** start Information provided **

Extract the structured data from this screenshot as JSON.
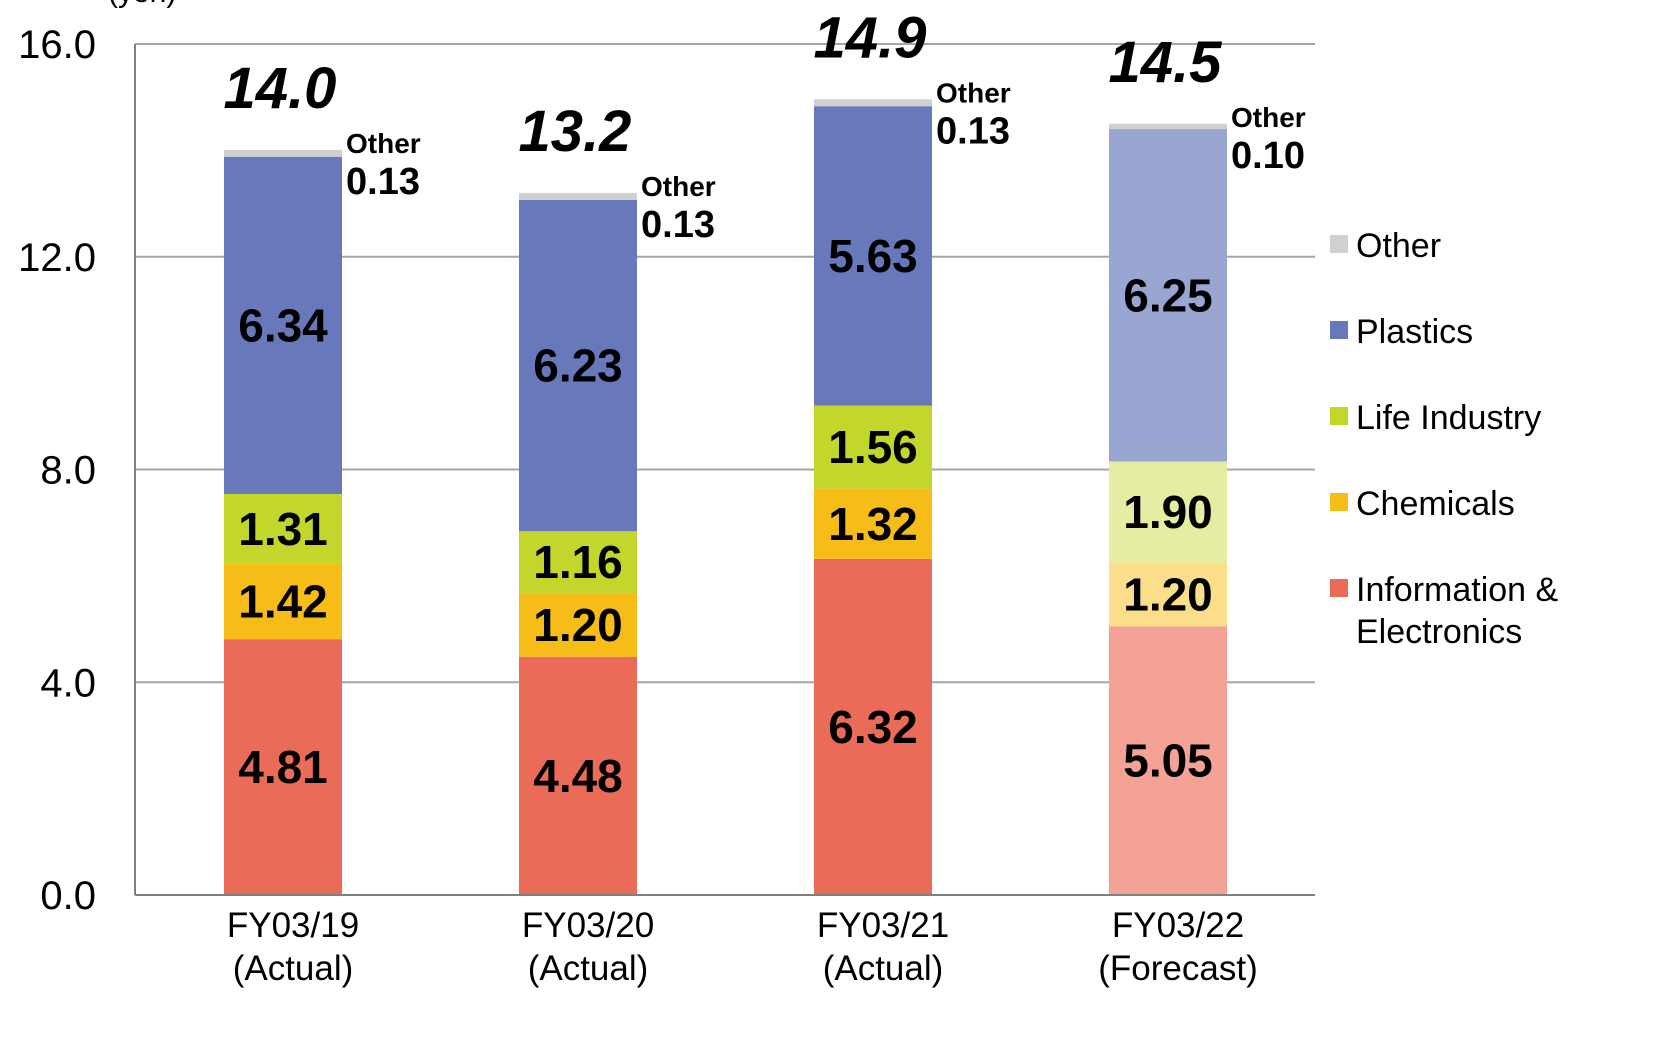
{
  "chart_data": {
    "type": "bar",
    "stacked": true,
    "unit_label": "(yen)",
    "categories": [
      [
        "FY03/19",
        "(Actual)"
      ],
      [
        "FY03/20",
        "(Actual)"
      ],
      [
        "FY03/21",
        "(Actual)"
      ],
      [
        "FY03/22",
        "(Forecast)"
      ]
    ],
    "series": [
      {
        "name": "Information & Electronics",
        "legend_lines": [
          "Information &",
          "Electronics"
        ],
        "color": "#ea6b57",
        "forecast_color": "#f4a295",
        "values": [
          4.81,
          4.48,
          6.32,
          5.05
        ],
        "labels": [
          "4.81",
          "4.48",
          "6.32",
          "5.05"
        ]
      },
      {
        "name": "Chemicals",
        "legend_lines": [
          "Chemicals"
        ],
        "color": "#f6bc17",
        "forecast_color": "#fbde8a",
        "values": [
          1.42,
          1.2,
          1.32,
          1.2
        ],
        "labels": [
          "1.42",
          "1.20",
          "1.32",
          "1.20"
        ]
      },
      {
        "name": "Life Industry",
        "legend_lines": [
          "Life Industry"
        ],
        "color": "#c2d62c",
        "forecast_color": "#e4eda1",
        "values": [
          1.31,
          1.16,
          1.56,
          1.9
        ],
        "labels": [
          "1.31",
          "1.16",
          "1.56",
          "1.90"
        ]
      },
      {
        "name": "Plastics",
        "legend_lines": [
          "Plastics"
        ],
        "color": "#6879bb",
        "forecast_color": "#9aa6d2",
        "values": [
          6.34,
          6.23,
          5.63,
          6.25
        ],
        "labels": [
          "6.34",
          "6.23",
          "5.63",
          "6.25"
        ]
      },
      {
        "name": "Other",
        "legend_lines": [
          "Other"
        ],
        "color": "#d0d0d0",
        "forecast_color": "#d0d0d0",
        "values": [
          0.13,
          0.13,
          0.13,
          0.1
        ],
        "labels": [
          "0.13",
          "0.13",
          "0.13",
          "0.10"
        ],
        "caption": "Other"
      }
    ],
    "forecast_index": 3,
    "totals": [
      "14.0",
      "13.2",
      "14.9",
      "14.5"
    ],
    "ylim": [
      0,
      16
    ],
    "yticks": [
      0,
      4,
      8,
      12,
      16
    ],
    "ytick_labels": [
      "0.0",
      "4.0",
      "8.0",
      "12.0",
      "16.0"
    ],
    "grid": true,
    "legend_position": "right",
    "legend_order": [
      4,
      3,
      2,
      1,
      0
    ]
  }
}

** end Information provided **

Copy out all the records exactly, excluding pictures.

Result of the exercise
Extract the structured data from this screenshot as JSON.
{
  "chart_data": {
    "type": "bar",
    "stacked": true,
    "unit_label": "(yen)",
    "categories": [
      [
        "FY03/19",
        "(Actual)"
      ],
      [
        "FY03/20",
        "(Actual)"
      ],
      [
        "FY03/21",
        "(Actual)"
      ],
      [
        "FY03/22",
        "(Forecast)"
      ]
    ],
    "series": [
      {
        "name": "Information & Electronics",
        "legend_lines": [
          "Information &",
          "Electronics"
        ],
        "color": "#ea6b57",
        "forecast_color": "#f4a295",
        "values": [
          4.81,
          4.48,
          6.32,
          5.05
        ],
        "labels": [
          "4.81",
          "4.48",
          "6.32",
          "5.05"
        ]
      },
      {
        "name": "Chemicals",
        "legend_lines": [
          "Chemicals"
        ],
        "color": "#f6bc17",
        "forecast_color": "#fbde8a",
        "values": [
          1.42,
          1.2,
          1.32,
          1.2
        ],
        "labels": [
          "1.42",
          "1.20",
          "1.32",
          "1.20"
        ]
      },
      {
        "name": "Life Industry",
        "legend_lines": [
          "Life Industry"
        ],
        "color": "#c2d62c",
        "forecast_color": "#e4eda1",
        "values": [
          1.31,
          1.16,
          1.56,
          1.9
        ],
        "labels": [
          "1.31",
          "1.16",
          "1.56",
          "1.90"
        ]
      },
      {
        "name": "Plastics",
        "legend_lines": [
          "Plastics"
        ],
        "color": "#6879bb",
        "forecast_color": "#9aa6d2",
        "values": [
          6.34,
          6.23,
          5.63,
          6.25
        ],
        "labels": [
          "6.34",
          "6.23",
          "5.63",
          "6.25"
        ]
      },
      {
        "name": "Other",
        "legend_lines": [
          "Other"
        ],
        "color": "#d0d0d0",
        "forecast_color": "#d0d0d0",
        "values": [
          0.13,
          0.13,
          0.13,
          0.1
        ],
        "labels": [
          "0.13",
          "0.13",
          "0.13",
          "0.10"
        ],
        "caption": "Other"
      }
    ],
    "forecast_index": 3,
    "totals": [
      "14.0",
      "13.2",
      "14.9",
      "14.5"
    ],
    "ylim": [
      0,
      16
    ],
    "yticks": [
      0,
      4,
      8,
      12,
      16
    ],
    "ytick_labels": [
      "0.0",
      "4.0",
      "8.0",
      "12.0",
      "16.0"
    ],
    "grid": true,
    "legend_position": "right",
    "legend_order": [
      4,
      3,
      2,
      1,
      0
    ]
  }
}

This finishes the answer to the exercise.